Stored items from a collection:
⟨

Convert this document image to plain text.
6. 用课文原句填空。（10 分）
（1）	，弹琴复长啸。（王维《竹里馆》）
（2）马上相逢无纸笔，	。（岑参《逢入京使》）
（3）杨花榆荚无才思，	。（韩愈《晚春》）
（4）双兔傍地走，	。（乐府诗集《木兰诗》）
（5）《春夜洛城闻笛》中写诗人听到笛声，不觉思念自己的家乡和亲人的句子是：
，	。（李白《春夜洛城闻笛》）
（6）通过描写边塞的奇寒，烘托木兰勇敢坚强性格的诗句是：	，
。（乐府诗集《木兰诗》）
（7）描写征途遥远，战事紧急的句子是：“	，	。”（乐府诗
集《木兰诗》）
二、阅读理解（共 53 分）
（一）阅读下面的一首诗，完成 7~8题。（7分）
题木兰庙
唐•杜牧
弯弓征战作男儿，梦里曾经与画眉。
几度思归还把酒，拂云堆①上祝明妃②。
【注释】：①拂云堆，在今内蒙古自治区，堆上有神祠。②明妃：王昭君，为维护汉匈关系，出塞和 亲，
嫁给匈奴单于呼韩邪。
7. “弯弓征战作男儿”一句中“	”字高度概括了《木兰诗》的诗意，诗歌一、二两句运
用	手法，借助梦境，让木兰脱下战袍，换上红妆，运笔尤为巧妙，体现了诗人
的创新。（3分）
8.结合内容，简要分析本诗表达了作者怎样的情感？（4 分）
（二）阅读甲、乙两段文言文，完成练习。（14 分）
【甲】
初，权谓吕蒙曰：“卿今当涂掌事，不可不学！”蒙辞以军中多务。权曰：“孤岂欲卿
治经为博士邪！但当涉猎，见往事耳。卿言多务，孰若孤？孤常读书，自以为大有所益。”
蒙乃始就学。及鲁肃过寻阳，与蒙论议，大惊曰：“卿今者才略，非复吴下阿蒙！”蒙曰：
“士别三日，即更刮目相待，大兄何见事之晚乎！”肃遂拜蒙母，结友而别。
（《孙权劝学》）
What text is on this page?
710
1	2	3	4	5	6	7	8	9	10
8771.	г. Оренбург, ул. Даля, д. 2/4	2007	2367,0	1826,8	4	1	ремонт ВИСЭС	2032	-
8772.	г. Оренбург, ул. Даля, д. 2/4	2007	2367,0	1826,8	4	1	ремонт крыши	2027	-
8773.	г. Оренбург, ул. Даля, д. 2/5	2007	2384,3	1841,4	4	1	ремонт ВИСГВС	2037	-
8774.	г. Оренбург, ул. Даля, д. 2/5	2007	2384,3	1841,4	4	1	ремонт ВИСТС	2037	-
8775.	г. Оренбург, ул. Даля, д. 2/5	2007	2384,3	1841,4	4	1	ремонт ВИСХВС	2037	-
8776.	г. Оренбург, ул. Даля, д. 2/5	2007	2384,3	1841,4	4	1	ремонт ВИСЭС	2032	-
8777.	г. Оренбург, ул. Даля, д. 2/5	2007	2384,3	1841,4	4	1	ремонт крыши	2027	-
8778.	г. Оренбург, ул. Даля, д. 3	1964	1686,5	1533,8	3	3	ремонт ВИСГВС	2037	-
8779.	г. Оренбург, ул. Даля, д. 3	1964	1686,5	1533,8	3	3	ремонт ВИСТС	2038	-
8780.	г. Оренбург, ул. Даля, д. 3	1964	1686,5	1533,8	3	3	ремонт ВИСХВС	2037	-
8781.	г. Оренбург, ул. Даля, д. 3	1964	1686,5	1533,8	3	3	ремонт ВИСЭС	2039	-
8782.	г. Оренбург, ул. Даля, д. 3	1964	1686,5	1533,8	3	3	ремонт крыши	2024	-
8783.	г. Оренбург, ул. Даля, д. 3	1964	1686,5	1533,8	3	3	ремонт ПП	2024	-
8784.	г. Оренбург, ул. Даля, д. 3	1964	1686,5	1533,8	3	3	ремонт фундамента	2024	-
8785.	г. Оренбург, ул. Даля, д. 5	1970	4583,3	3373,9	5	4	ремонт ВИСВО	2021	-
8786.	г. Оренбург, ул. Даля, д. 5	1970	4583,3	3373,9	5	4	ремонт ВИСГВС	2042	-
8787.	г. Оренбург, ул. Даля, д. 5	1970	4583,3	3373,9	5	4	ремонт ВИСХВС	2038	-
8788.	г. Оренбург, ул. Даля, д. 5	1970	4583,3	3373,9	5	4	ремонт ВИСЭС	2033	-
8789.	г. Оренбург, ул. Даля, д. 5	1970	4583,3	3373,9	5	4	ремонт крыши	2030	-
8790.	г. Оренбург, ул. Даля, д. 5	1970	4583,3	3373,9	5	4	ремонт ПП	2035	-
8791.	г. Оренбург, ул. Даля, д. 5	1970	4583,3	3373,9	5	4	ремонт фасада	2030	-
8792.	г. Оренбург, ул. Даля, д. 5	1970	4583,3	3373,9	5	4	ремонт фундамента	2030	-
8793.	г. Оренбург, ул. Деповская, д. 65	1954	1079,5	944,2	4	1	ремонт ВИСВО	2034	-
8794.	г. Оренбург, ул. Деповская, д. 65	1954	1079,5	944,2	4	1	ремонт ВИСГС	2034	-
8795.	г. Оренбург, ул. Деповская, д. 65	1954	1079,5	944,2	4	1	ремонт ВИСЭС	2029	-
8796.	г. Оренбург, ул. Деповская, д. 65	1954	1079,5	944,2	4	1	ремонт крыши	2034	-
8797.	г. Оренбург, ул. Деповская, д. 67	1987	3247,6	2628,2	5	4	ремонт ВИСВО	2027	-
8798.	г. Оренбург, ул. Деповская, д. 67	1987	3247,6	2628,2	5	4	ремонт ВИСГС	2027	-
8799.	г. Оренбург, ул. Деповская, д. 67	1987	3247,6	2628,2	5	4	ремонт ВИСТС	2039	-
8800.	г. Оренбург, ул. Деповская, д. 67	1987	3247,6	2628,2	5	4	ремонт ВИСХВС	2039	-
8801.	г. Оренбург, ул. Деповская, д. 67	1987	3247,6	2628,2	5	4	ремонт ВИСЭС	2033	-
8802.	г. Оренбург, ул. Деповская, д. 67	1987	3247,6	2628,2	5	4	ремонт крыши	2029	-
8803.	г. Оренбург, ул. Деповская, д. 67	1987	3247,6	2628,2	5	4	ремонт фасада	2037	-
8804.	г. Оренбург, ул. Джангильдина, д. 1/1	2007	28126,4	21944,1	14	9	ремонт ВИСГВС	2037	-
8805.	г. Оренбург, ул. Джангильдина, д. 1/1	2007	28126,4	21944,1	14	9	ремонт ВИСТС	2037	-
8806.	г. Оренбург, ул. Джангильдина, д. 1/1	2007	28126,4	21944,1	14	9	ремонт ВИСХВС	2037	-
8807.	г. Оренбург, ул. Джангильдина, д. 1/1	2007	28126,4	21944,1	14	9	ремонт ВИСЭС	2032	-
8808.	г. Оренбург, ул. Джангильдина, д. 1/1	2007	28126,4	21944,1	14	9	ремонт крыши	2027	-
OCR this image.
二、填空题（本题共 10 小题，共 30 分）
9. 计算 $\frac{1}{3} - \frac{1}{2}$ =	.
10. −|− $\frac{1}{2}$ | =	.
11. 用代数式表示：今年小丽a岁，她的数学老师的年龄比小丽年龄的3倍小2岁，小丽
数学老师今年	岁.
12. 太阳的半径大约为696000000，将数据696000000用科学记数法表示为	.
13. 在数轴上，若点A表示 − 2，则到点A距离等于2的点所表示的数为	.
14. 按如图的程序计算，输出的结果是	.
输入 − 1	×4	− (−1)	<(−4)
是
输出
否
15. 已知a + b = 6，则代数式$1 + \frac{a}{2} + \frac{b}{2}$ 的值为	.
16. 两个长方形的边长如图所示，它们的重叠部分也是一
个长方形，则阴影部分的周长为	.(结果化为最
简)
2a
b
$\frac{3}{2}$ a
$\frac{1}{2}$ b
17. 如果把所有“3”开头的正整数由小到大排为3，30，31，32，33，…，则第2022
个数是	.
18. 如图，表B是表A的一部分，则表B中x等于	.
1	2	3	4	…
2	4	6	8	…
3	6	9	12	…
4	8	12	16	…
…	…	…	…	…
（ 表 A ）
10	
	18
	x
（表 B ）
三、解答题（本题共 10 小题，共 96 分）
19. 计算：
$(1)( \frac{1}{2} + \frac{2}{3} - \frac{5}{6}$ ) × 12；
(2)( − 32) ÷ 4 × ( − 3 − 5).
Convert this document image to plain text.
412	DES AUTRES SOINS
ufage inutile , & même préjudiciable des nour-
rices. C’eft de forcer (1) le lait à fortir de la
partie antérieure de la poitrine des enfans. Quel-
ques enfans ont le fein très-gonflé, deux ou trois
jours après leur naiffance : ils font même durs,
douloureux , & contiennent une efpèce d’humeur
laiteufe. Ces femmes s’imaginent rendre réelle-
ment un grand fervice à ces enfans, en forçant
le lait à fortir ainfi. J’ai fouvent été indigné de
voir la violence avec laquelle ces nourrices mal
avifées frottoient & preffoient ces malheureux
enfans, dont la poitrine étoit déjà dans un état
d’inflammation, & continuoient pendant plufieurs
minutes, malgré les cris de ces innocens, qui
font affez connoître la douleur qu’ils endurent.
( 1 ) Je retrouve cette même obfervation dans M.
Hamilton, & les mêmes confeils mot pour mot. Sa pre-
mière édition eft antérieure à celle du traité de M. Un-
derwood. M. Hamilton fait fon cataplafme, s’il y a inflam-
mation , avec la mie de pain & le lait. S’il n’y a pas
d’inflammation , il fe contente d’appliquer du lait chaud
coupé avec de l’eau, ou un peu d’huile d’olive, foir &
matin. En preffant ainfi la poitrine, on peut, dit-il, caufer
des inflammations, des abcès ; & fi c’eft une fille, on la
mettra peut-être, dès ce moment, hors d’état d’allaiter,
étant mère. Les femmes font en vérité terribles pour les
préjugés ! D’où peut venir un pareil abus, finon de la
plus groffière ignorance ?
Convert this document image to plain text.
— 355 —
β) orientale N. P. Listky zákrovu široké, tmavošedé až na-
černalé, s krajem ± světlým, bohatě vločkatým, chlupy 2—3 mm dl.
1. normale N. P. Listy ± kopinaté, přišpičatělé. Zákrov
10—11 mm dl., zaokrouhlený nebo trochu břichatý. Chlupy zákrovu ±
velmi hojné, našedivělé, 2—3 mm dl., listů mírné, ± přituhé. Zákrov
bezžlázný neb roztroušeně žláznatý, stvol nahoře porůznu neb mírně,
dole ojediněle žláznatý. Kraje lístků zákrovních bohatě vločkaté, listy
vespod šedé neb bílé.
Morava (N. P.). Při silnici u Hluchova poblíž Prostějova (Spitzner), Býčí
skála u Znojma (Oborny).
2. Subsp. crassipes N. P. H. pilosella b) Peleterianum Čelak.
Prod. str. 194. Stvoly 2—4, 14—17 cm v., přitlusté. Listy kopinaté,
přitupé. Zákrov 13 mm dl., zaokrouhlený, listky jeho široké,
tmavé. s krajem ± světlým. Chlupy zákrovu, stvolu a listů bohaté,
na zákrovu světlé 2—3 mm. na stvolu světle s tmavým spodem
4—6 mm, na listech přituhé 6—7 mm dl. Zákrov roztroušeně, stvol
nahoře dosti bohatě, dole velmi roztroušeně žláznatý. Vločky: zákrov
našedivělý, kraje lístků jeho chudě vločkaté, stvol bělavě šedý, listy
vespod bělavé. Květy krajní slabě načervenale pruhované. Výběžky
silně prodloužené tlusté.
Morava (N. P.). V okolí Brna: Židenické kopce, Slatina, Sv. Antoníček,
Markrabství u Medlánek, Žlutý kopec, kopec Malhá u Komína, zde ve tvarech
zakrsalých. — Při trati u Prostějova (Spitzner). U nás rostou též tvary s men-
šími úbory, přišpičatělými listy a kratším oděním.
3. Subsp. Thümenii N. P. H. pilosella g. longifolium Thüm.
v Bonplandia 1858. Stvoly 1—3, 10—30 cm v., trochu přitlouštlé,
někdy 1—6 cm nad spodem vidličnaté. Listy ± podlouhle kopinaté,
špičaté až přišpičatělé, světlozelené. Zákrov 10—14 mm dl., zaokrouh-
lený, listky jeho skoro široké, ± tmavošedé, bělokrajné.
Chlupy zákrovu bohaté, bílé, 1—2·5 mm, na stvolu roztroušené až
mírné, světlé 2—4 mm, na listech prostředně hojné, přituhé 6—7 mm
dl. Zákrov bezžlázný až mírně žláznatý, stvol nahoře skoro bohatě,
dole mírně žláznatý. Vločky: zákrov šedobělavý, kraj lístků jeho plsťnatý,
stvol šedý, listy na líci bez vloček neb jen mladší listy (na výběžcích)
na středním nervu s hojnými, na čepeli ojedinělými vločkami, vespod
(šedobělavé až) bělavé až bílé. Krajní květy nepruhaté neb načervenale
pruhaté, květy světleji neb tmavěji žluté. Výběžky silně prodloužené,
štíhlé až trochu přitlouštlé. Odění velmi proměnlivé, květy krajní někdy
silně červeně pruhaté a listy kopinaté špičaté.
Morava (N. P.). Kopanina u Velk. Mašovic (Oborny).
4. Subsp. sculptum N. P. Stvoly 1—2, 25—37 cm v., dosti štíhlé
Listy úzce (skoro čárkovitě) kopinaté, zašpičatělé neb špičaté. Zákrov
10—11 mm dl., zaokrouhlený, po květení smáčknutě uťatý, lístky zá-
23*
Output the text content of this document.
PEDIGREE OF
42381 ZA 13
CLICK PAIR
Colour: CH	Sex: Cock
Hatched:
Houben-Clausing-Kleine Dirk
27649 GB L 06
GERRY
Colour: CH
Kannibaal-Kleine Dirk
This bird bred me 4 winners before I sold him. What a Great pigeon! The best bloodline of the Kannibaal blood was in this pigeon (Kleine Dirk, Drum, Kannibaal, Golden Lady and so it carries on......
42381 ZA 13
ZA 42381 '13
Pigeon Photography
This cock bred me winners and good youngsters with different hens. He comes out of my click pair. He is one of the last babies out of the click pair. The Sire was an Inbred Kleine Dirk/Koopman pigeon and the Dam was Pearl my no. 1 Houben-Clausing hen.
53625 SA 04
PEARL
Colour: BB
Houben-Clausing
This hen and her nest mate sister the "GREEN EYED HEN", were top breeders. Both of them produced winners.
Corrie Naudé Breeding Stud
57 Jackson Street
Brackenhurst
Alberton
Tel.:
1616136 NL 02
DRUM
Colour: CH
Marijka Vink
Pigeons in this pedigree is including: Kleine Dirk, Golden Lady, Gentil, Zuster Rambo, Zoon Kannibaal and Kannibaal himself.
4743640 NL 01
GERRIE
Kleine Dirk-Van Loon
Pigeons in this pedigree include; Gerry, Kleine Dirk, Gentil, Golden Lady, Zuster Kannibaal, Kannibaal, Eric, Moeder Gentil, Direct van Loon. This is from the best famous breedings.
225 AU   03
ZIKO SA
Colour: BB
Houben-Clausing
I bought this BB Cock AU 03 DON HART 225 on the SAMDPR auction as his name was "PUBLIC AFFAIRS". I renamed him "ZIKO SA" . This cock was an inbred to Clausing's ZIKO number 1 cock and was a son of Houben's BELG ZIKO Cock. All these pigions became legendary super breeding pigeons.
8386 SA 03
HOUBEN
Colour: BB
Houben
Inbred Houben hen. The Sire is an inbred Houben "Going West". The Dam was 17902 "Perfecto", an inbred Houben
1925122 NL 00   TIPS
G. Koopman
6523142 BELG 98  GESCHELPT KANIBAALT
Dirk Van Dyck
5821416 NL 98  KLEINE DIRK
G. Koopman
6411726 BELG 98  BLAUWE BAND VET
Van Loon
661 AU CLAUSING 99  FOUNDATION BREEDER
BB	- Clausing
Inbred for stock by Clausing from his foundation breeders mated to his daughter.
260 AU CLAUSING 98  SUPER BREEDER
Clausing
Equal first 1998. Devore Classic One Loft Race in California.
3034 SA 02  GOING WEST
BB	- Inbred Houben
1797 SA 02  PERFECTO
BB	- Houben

⟩

Which lines in the data above contain "Stvoly"? Show each one.

= COMPLETE ANSWER =
Prod. str. 194. Stvoly 2—4, 14—17 cm v., přitlusté. Listy kopinaté,
v Bonplandia 1858. Stvoly 1—3, 10—30 cm v., trochu přitlouštlé,
4. Subsp. sculptum N. P. Stvoly 1—2, 25—37 cm v., dosti štíhlé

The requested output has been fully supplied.